§ **GIVEN RECORDS**
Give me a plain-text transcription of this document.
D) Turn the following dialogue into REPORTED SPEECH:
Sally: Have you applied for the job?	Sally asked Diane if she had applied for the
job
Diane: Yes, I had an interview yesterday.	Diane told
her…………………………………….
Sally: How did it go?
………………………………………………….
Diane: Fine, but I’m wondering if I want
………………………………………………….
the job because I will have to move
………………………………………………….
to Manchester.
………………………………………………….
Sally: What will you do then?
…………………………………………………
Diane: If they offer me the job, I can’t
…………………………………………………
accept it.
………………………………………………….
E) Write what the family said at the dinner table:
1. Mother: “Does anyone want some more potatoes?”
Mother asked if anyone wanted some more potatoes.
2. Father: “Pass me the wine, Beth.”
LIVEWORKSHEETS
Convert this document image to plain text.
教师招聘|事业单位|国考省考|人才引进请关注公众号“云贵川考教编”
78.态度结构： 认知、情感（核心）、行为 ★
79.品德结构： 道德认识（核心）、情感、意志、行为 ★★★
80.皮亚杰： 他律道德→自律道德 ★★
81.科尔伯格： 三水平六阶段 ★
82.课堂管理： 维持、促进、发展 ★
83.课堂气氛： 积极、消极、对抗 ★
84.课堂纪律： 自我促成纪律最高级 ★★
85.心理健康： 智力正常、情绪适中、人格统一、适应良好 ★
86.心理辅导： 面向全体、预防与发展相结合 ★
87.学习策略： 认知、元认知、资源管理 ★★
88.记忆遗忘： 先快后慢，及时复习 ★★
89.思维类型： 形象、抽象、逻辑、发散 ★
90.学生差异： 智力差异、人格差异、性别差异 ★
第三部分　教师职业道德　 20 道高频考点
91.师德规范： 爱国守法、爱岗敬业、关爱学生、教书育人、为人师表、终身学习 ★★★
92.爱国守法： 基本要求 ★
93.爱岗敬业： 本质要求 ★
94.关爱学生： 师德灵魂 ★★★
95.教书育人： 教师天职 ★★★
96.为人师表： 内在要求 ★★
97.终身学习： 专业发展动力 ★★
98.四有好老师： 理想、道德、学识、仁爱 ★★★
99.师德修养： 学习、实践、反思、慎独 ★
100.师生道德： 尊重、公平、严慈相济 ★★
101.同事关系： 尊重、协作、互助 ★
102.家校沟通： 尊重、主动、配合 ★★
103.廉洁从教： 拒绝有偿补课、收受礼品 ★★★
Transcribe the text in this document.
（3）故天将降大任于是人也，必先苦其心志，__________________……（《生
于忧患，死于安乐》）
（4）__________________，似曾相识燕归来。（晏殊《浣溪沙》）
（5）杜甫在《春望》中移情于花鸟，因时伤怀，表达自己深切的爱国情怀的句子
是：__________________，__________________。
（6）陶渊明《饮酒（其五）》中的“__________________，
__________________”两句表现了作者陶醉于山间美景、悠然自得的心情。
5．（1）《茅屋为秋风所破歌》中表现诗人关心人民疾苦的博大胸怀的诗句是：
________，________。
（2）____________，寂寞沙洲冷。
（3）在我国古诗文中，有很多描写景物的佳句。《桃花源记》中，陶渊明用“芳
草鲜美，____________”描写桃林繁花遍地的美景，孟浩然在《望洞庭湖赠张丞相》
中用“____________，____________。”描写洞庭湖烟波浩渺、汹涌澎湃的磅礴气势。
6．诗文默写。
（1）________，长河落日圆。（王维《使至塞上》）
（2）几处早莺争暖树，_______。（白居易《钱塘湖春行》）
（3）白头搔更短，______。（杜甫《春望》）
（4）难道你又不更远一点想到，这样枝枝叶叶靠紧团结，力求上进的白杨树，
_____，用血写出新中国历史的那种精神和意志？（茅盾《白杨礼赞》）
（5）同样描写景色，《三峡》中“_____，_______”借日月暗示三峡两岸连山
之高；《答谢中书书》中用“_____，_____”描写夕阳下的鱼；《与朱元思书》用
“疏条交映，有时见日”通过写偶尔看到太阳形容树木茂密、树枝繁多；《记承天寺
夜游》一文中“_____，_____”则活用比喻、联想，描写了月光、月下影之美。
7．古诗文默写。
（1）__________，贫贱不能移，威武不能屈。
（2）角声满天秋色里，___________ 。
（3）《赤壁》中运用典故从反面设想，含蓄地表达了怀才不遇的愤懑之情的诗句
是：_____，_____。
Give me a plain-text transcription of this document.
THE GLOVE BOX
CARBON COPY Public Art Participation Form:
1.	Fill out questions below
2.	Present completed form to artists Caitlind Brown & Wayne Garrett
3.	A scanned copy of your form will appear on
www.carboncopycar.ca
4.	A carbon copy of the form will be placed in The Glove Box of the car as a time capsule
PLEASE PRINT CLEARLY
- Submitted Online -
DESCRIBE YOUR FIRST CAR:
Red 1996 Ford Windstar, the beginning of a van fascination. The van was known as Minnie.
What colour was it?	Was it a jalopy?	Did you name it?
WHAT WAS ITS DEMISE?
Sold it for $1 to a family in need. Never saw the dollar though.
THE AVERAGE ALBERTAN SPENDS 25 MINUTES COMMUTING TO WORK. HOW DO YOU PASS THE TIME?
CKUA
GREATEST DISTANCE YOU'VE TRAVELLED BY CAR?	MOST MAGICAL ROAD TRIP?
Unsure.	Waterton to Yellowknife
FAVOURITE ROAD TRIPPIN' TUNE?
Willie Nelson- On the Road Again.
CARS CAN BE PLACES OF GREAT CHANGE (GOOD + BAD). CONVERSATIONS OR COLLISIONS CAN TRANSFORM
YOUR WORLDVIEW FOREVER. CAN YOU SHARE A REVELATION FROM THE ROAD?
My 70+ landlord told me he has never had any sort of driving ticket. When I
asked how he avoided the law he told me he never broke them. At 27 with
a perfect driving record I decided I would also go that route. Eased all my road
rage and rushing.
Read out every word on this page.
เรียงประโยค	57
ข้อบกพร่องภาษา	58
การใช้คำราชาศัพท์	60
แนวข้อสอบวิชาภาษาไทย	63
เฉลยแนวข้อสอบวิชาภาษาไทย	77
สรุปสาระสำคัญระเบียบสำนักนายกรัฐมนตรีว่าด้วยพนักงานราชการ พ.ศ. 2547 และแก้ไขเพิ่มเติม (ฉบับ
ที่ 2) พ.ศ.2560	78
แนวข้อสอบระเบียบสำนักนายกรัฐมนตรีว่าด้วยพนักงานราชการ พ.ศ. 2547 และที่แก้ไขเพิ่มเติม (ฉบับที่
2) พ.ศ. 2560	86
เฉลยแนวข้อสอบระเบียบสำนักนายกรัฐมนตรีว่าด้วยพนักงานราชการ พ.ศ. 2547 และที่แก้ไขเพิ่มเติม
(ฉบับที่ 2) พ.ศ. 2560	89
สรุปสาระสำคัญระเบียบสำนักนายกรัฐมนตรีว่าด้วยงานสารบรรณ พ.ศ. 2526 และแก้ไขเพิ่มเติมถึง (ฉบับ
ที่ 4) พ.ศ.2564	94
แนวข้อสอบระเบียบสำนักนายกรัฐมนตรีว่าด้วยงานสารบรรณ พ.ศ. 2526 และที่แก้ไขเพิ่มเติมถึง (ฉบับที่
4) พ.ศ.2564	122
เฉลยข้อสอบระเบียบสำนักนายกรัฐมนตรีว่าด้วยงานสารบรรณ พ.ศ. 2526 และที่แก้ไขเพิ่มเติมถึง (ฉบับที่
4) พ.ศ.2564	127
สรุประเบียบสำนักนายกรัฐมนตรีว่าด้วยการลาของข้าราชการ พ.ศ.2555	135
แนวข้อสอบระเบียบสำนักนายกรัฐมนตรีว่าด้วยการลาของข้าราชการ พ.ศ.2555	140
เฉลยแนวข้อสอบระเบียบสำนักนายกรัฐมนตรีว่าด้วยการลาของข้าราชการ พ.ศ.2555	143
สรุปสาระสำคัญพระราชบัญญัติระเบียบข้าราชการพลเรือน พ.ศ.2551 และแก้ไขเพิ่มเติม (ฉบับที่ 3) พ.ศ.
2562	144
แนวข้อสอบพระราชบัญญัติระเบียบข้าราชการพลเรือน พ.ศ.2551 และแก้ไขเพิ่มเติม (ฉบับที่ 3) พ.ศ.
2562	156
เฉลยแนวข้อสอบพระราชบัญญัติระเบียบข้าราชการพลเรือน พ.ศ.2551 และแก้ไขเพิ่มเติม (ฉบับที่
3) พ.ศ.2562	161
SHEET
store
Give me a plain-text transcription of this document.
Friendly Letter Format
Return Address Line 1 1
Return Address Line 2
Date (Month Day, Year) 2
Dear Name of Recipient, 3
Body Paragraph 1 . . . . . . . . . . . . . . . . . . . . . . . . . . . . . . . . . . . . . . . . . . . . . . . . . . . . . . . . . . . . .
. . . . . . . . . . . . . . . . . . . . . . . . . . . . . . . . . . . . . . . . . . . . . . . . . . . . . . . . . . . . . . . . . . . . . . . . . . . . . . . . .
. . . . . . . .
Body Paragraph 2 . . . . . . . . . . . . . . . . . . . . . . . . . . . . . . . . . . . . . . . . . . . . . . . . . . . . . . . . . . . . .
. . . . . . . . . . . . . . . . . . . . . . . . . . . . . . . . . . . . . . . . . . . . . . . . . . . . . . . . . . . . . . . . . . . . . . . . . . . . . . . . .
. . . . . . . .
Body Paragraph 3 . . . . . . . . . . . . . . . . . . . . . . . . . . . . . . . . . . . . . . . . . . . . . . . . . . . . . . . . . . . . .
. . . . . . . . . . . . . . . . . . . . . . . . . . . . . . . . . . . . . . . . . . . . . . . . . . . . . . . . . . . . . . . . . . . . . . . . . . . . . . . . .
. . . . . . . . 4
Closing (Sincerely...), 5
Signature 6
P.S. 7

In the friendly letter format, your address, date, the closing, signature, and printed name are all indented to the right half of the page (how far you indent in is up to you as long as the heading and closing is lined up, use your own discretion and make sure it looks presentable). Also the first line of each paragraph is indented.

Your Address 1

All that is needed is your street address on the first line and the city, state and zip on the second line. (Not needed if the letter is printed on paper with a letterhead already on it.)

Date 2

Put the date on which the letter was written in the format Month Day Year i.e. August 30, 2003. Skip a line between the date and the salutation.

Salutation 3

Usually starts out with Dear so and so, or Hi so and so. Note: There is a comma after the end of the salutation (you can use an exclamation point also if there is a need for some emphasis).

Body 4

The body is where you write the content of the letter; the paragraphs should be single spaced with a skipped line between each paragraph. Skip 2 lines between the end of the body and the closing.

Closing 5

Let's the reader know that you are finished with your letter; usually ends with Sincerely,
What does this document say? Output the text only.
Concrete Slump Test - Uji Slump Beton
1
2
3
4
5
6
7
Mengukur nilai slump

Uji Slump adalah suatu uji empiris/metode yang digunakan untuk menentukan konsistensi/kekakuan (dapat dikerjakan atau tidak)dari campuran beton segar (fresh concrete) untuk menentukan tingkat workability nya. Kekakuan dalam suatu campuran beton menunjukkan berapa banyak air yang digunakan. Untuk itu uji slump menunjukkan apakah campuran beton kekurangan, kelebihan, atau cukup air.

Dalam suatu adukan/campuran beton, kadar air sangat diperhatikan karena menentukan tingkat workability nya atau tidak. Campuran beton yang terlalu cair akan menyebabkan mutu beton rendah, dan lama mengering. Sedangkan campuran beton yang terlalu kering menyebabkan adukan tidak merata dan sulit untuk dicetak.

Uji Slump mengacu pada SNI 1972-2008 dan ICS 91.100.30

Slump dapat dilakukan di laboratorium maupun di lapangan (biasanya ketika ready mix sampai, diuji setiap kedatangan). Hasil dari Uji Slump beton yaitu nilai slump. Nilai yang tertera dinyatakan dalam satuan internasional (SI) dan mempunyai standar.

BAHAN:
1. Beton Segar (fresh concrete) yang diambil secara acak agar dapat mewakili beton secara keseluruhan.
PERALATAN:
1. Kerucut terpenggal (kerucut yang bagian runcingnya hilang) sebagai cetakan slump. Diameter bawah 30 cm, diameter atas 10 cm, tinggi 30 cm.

§ **SET TASK**
Set out every line from the material that contains the string "ปสาระสำค".

§ **TASK RESPONSE**
สรุปสาระสำคัญระเบียบสำนักนายกรัฐมนตรีว่าด้วยพนักงานราชการ พ.ศ. 2547 และแก้ไขเพิ่มเติม (ฉบับ
สรุปสาระสำคัญระเบียบสำนักนายกรัฐมนตรีว่าด้วยงานสารบรรณ พ.ศ. 2526 และแก้ไขเพิ่มเติมถึง (ฉบับ
สรุปสาระสำคัญพระราชบัญญัติระเบียบข้าราชการพลเรือน พ.ศ.2551 และแก้ไขเพิ่มเติม (ฉบับที่ 3) พ.ศ.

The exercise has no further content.